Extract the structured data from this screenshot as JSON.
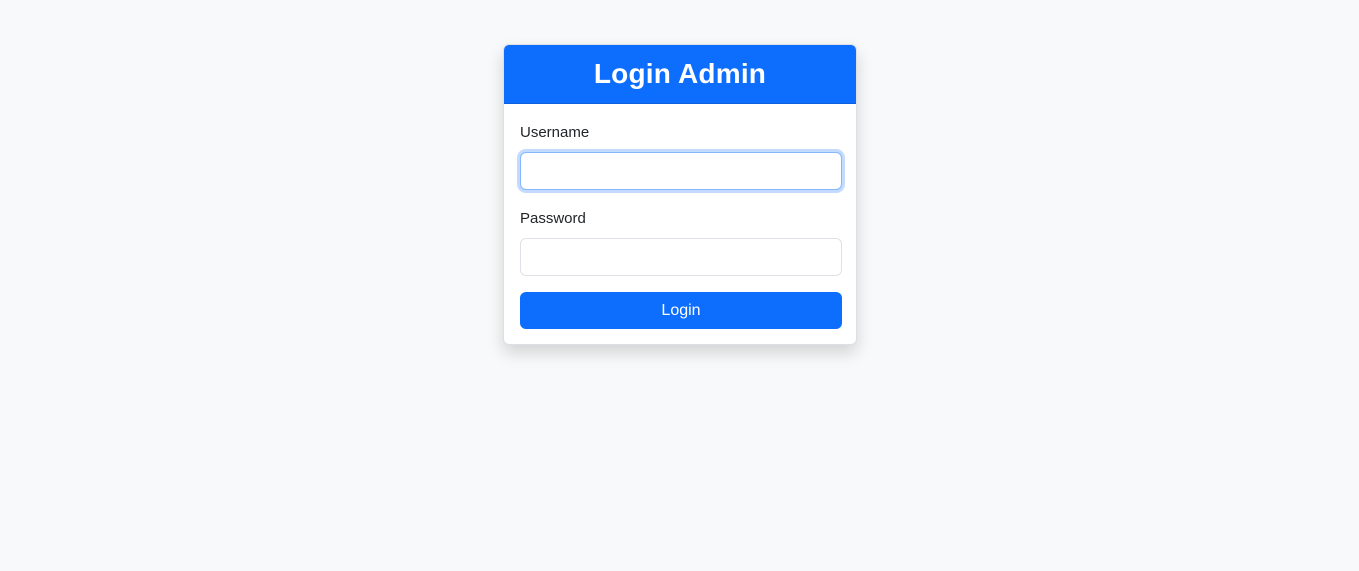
{
  "login_card": {
    "title": "Login Admin",
    "username": {
      "label": "Username",
      "value": "",
      "placeholder": ""
    },
    "password": {
      "label": "Password",
      "value": "",
      "placeholder": ""
    },
    "submit_label": "Login"
  },
  "colors": {
    "primary": "#0d6efd",
    "background": "#f8f9fa",
    "card": "#ffffff"
  }
}
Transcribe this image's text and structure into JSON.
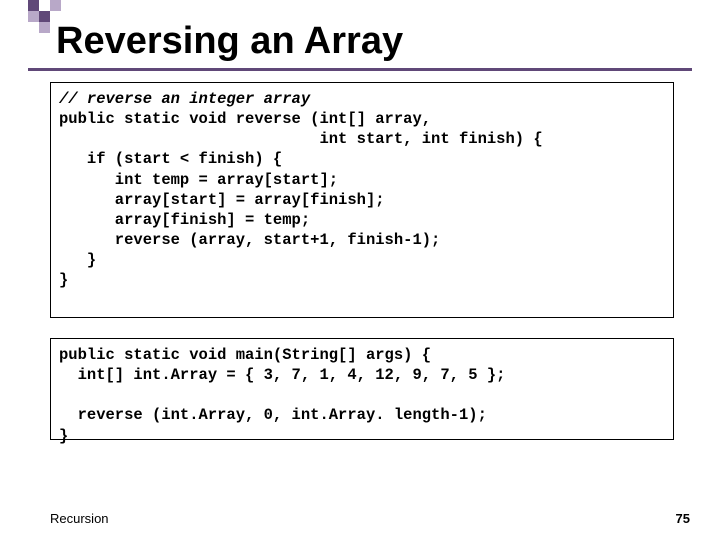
{
  "title": "Reversing an Array",
  "code": {
    "block1": {
      "l1": "// reverse an integer array",
      "l2": "public static void reverse (int[] array,",
      "l3": "                            int start, int finish) {",
      "l4": "   if (start < finish) {",
      "l5": "      int temp = array[start];",
      "l6": "      array[start] = array[finish];",
      "l7": "      array[finish] = temp;",
      "l8": "      reverse (array, start+1, finish-1);",
      "l9": "   }",
      "l10": "}"
    },
    "block2": {
      "l1": "public static void main(String[] args) {",
      "l2": "  int[] int.Array = { 3, 7, 1, 4, 12, 9, 7, 5 };",
      "l3": "",
      "l4": "  reverse (int.Array, 0, int.Array. length-1);",
      "l5": "}"
    }
  },
  "footer": {
    "left": "Recursion",
    "page": "75"
  }
}
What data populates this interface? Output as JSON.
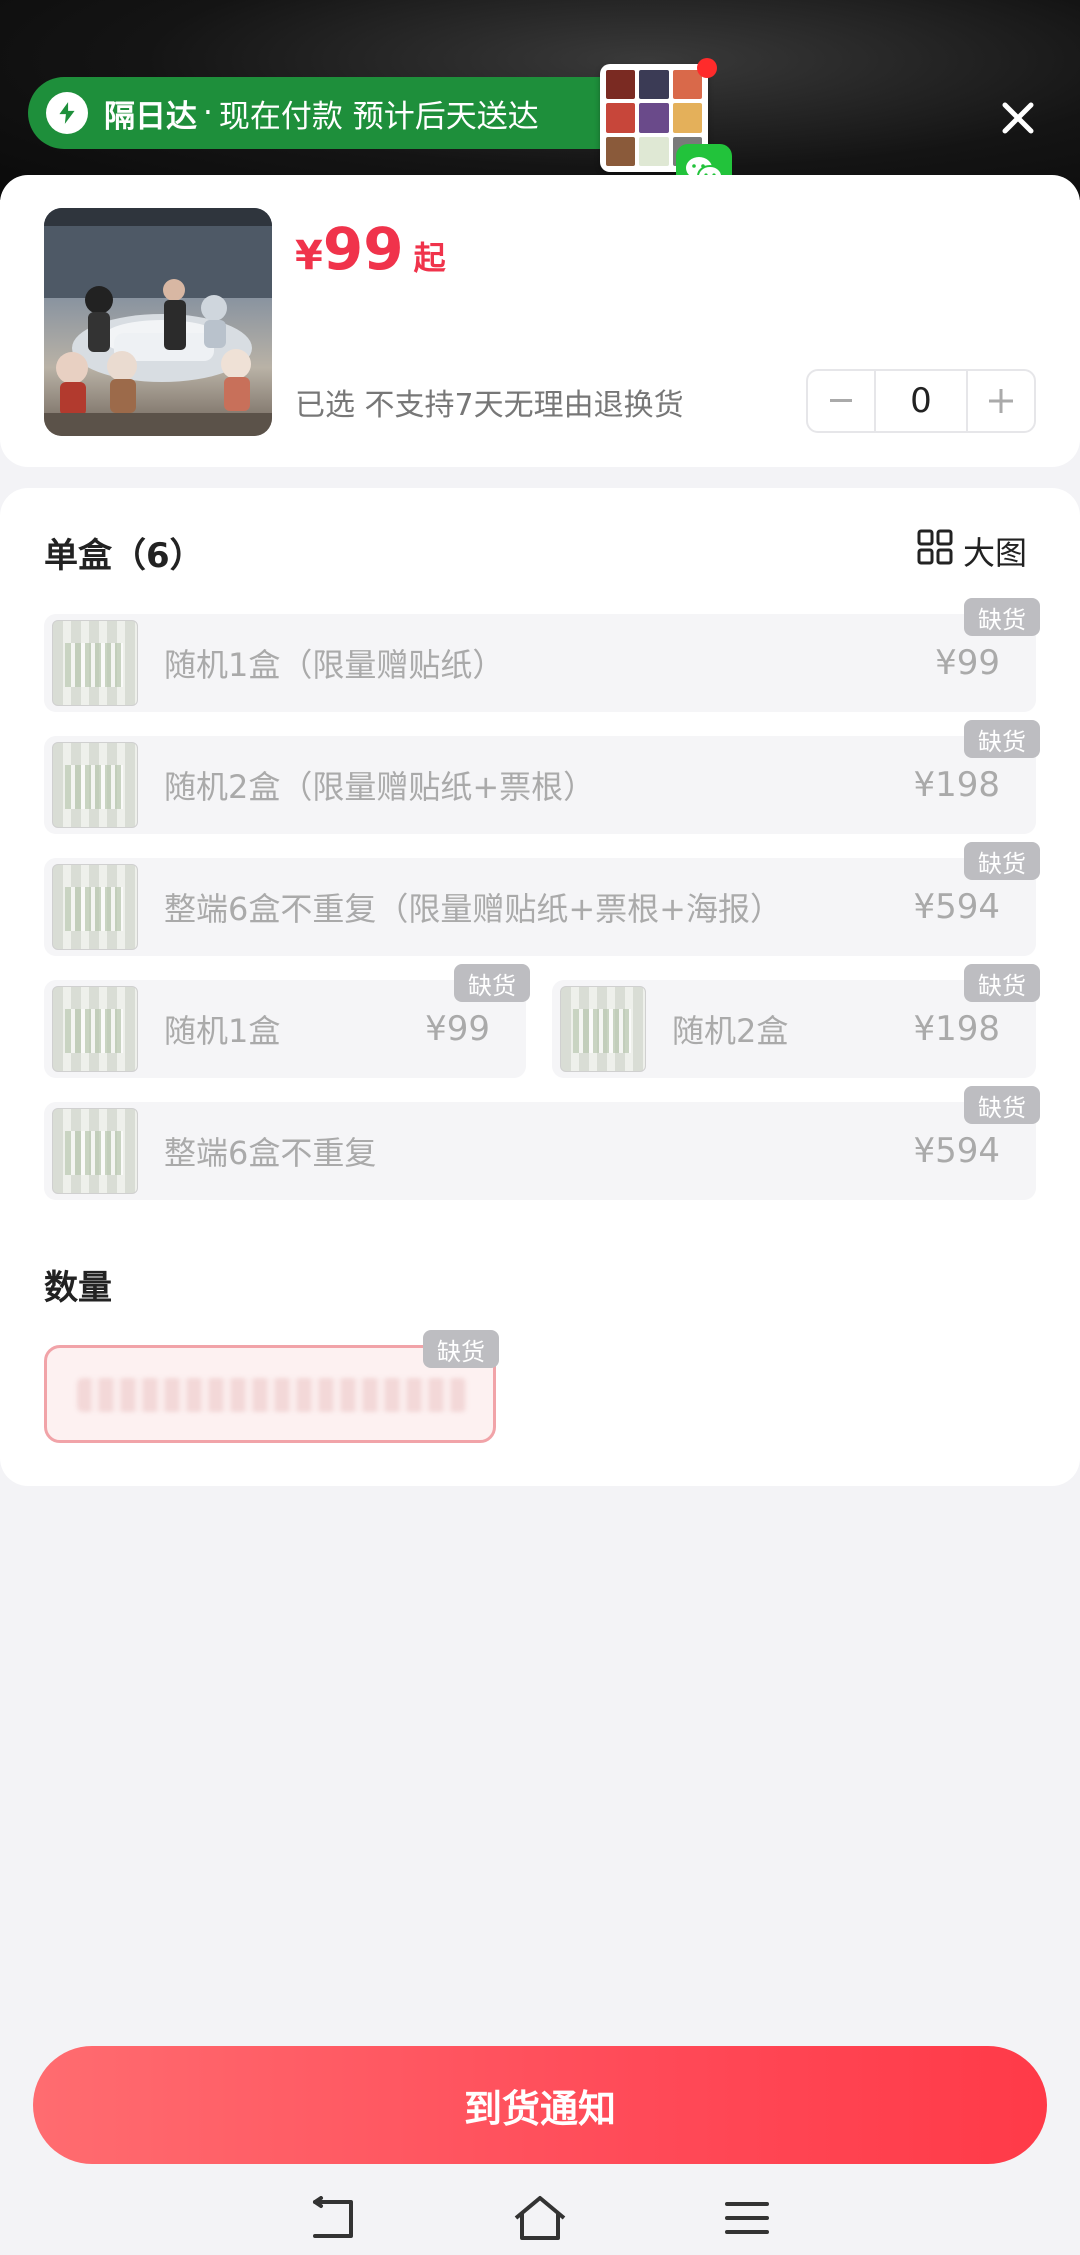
{
  "header": {
    "delivery_brand": "隔日达",
    "delivery_separator": "·",
    "delivery_text": "现在付款 预计后天送达"
  },
  "product": {
    "currency": "¥",
    "price": "99",
    "price_suffix": "起",
    "selected_text": "已选 不支持7天无理由退换货",
    "quantity": "0"
  },
  "single_box": {
    "title": "单盒（6）",
    "big_view_label": "大图",
    "out_of_stock_label": "缺货",
    "options": [
      {
        "label": "随机1盒（限量赠贴纸）",
        "price": "¥99",
        "out_of_stock": true
      },
      {
        "label": "随机2盒（限量赠贴纸+票根）",
        "price": "¥198",
        "out_of_stock": true
      },
      {
        "label": "整端6盒不重复（限量赠贴纸+票根+海报）",
        "price": "¥594",
        "out_of_stock": true
      },
      {
        "label": "随机1盒",
        "price": "¥99",
        "out_of_stock": true
      },
      {
        "label": "随机2盒",
        "price": "¥198",
        "out_of_stock": true
      },
      {
        "label": "整端6盒不重复",
        "price": "¥594",
        "out_of_stock": true
      }
    ]
  },
  "quantity_section": {
    "title": "数量",
    "out_of_stock_label": "缺货"
  },
  "bottom": {
    "notify_button": "到货通知"
  },
  "colors": {
    "accent": "#f0334b",
    "delivery_green": "#1e8f3b",
    "wechat_green": "#22c33b"
  },
  "icons": [
    "bolt-icon",
    "wechat-icon",
    "close-icon",
    "grid-icon",
    "minus-icon",
    "plus-icon",
    "back-icon",
    "home-icon",
    "menu-icon"
  ]
}
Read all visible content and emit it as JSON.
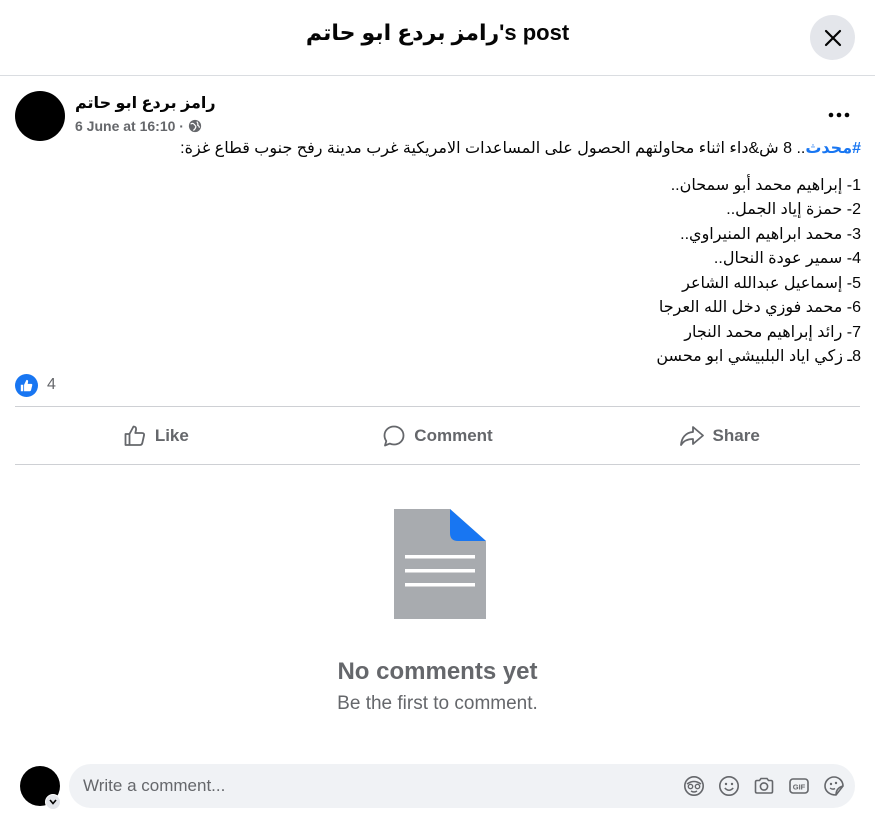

——————————

Gather each line of the records holding the string "void".

**Solution**
      "l2": "public static void reverse (int[] array,",
      "l1": "public static void main(String[] args) {",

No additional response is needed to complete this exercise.